▸ **The exercise**: Quote the whole listing verbatim.

--- START OF Records shown ---

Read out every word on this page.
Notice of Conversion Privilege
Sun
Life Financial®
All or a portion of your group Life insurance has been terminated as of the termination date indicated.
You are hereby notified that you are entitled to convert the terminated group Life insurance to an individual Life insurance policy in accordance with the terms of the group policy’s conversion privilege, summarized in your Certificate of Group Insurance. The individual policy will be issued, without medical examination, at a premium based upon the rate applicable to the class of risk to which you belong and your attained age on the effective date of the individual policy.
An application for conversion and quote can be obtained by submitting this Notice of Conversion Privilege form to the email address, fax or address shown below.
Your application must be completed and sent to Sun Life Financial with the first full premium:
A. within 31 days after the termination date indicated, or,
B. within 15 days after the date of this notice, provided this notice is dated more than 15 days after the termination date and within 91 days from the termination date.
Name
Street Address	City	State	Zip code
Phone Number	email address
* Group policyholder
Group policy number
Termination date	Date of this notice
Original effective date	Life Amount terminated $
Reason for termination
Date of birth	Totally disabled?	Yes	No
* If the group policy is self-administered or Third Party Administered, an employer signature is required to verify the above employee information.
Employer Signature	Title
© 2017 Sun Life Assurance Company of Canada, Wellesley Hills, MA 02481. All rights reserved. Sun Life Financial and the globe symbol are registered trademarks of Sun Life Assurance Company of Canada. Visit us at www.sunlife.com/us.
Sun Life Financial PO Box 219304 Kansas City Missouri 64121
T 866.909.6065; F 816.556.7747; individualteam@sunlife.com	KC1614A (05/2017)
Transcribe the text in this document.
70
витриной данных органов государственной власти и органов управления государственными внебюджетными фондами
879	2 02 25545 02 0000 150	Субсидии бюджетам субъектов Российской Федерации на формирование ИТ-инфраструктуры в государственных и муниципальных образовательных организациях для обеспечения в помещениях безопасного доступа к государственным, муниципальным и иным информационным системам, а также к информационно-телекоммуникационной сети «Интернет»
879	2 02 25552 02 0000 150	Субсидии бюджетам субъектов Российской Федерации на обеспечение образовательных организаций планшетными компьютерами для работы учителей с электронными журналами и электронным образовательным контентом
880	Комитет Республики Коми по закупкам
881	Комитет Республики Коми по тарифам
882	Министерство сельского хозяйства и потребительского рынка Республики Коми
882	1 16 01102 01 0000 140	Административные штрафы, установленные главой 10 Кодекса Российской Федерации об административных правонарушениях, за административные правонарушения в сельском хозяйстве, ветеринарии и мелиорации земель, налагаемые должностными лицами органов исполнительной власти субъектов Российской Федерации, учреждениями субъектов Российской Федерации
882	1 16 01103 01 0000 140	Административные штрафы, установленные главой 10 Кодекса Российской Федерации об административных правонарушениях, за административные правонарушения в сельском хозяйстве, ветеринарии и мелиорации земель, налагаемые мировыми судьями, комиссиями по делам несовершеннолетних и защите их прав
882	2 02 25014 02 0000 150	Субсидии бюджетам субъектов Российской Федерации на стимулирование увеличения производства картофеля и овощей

--- END OF Records shown ---

▸ **Task answer**:
Read out every word on this page.
Notice of Conversion Privilege
Sun
Life Financial®
All or a portion of your group Life insurance has been terminated as of the termination date indicated.
You are hereby notified that you are entitled to convert the terminated group Life insurance to an individual Life insurance policy in accordance with the terms of the group policy’s conversion privilege, summarized in your Certificate of Group Insurance. The individual policy will be issued, without medical examination, at a premium based upon the rate applicable to the class of risk to which you belong and your attained age on the effective date of the individual policy.
An application for conversion and quote can be obtained by submitting this Notice of Conversion Privilege form to the email address, fax or address shown below.
Your application must be completed and sent to Sun Life Financial with the first full premium:
A. within 31 days after the termination date indicated, or,
B. within 15 days after the date of this notice, provided this notice is dated more than 15 days after the termination date and within 91 days from the termination date.
Name
Street Address	City	State	Zip code
Phone Number	email address
* Group policyholder
Group policy number
Termination date	Date of this notice
Original effective date	Life Amount terminated $
Reason for termination
Date of birth	Totally disabled?	Yes	No
* If the group policy is self-administered or Third Party Administered, an employer signature is required to verify the above employee information.
Employer Signature	Title
© 2017 Sun Life Assurance Company of Canada, Wellesley Hills, MA 02481. All rights reserved. Sun Life Financial and the globe symbol are registered trademarks of Sun Life Assurance Company of Canada. Visit us at www.sunlife.com/us.
Sun Life Financial PO Box 219304 Kansas City Missouri 64121
T 866.909.6065; F 816.556.7747; individualteam@sunlife.com	KC1614A (05/2017)
Transcribe the text in this document.
70
витриной данных органов государственной власти и органов управления государственными внебюджетными фондами
879	2 02 25545 02 0000 150	Субсидии бюджетам субъектов Российской Федерации на формирование ИТ-инфраструктуры в государственных и муниципальных образовательных организациях для обеспечения в помещениях безопасного доступа к государственным, муниципальным и иным информационным системам, а также к информационно-телекоммуникационной сети «Интернет»
879	2 02 25552 02 0000 150	Субсидии бюджетам субъектов Российской Федерации на обеспечение образовательных организаций планшетными компьютерами для работы учителей с электронными журналами и электронным образовательным контентом
880	Комитет Республики Коми по закупкам
881	Комитет Республики Коми по тарифам
882	Министерство сельского хозяйства и потребительского рынка Республики Коми
882	1 16 01102 01 0000 140	Административные штрафы, установленные главой 10 Кодекса Российской Федерации об административных правонарушениях, за административные правонарушения в сельском хозяйстве, ветеринарии и мелиорации земель, налагаемые должностными лицами органов исполнительной власти субъектов Российской Федерации, учреждениями субъектов Российской Федерации
882	1 16 01103 01 0000 140	Административные штрафы, установленные главой 10 Кодекса Российской Федерации об административных правонарушениях, за административные правонарушения в сельском хозяйстве, ветеринарии и мелиорации земель, налагаемые мировыми судьями, комиссиями по делам несовершеннолетних и защите их прав
882	2 02 25014 02 0000 150	Субсидии бюджетам субъектов Российской Федерации на стимулирование увеличения производства картофеля и овощей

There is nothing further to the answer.